Chart and figure data:
::::::::::
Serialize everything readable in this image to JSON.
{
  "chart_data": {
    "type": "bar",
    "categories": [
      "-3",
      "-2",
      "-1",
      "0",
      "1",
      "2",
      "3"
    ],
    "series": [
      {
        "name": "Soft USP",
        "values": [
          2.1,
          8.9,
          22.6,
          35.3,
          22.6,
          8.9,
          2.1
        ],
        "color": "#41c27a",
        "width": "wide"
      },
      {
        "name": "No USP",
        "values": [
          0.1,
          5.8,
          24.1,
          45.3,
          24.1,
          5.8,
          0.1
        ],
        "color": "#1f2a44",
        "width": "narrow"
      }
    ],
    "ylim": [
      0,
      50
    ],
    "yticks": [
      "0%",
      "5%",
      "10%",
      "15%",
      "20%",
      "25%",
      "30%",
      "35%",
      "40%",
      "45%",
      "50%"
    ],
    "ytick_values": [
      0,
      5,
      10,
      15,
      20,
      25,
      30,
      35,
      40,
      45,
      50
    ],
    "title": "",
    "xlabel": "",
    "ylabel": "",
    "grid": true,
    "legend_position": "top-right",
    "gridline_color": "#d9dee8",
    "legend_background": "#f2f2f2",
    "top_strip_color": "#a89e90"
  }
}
::::::::::
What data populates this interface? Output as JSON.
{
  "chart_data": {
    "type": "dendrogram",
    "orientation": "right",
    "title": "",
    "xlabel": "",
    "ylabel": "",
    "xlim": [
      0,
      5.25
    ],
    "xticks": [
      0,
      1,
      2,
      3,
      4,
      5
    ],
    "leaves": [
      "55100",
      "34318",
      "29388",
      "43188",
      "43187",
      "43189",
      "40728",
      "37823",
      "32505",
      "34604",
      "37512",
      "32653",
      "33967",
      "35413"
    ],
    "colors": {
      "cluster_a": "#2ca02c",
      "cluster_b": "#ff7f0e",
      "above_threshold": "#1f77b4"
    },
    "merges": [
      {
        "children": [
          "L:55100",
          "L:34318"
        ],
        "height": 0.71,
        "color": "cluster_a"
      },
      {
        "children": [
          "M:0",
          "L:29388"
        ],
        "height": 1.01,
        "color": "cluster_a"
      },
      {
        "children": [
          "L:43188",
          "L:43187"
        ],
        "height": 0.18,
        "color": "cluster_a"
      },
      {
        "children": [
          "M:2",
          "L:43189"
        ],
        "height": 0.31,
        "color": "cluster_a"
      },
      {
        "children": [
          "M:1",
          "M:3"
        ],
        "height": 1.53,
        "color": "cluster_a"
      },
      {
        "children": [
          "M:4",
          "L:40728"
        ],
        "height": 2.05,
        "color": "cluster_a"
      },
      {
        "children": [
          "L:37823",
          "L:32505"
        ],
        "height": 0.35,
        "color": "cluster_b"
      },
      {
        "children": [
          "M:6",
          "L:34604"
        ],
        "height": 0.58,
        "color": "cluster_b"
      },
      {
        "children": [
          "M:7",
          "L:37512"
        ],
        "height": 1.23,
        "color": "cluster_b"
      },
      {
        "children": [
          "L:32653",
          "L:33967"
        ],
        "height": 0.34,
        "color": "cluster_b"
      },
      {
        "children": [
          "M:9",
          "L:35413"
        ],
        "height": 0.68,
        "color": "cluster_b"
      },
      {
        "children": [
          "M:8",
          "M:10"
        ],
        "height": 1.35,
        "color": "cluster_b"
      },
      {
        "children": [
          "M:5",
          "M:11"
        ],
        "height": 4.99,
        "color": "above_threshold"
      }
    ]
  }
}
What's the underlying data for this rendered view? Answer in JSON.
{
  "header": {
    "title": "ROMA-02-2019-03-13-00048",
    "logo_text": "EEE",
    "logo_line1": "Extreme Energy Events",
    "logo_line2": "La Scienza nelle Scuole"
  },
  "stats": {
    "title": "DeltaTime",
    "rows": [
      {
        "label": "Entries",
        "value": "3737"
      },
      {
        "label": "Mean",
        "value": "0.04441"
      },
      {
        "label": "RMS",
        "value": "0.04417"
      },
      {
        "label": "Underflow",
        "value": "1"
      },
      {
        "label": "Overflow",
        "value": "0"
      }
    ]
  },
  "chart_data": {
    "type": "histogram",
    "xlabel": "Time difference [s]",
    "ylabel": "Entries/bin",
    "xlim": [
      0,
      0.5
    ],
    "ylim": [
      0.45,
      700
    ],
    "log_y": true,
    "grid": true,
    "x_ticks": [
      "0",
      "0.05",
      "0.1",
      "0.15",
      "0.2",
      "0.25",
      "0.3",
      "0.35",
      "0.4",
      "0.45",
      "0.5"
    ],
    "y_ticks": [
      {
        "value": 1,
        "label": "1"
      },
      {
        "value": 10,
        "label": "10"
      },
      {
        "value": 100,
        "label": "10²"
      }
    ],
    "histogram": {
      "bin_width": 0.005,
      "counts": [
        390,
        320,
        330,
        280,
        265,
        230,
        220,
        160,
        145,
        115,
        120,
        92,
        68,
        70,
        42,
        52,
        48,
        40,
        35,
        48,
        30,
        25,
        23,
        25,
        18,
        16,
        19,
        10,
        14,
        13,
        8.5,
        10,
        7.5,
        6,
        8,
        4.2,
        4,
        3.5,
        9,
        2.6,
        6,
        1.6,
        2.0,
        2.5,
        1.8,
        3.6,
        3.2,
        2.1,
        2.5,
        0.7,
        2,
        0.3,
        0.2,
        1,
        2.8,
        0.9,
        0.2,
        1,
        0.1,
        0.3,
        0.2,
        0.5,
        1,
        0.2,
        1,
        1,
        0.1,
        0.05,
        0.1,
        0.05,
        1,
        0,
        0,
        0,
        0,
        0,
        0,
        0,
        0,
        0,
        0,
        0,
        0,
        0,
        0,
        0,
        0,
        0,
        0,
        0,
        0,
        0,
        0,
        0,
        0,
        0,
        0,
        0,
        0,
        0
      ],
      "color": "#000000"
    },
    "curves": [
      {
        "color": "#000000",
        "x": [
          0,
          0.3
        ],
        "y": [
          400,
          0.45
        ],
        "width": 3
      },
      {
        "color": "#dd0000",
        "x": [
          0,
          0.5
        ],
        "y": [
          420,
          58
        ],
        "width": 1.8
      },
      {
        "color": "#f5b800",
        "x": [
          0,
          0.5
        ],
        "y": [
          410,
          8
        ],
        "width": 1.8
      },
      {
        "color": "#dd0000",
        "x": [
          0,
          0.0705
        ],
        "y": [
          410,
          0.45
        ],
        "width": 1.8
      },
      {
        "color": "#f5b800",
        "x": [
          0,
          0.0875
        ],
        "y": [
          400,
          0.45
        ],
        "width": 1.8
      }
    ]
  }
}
::::::::::
*Requirement*. Locate the word "title" in the entries, and copy every line where it is found.

*Worked solution*.
    "title": "",
    "title": "",
    "title": "ROMA-02-2019-03-13-00048",
    "title": "DeltaTime",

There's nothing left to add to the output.